§ Saved entries:
· · · · · · ·

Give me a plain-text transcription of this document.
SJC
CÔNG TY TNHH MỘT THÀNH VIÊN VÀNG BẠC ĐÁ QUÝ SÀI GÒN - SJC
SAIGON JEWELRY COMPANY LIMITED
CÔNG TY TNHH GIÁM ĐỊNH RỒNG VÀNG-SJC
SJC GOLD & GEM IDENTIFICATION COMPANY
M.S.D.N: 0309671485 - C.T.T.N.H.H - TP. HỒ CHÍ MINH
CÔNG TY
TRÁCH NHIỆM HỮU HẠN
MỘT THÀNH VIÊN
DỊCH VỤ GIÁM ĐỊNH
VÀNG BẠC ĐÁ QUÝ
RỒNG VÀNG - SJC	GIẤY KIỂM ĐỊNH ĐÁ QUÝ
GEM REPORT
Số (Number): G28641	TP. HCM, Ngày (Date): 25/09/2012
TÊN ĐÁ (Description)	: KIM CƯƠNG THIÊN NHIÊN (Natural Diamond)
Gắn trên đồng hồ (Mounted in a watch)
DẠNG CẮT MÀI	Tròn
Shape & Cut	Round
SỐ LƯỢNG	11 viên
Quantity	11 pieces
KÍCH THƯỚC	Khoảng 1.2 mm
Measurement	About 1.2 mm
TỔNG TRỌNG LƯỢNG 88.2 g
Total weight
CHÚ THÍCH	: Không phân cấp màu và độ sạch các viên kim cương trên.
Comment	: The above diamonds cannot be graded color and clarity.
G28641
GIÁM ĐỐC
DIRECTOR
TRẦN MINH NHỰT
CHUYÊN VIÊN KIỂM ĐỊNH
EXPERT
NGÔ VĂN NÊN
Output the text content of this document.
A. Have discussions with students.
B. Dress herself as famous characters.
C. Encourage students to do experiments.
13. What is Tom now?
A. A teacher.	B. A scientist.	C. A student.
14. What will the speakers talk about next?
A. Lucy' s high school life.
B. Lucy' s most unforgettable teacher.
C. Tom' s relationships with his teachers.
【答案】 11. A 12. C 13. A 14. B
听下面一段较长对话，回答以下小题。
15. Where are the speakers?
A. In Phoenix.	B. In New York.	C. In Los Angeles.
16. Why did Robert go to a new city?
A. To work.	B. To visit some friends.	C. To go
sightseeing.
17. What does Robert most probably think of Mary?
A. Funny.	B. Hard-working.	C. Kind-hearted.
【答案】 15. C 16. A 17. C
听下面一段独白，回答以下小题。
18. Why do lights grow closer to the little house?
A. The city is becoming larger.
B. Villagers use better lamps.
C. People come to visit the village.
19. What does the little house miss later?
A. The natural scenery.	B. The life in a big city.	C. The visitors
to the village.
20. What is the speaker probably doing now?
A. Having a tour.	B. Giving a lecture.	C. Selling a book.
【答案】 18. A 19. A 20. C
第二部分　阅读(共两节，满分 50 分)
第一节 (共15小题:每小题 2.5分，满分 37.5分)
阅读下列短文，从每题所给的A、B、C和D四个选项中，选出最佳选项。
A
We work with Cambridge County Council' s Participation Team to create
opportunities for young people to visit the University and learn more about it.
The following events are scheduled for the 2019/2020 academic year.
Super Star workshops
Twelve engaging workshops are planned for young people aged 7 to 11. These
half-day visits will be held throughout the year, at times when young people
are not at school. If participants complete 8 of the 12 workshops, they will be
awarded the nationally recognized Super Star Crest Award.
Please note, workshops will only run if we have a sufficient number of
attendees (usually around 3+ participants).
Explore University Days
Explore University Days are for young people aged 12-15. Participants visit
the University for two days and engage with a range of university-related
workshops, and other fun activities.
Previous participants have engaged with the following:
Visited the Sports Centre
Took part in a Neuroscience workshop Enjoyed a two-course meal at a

· · · · · · ·

§ Requirements: Every line of the records that includes the word "text" should be gathered.

§ Exercise response:
Give me a plain-text transcription of this document.
Output the text content of this document.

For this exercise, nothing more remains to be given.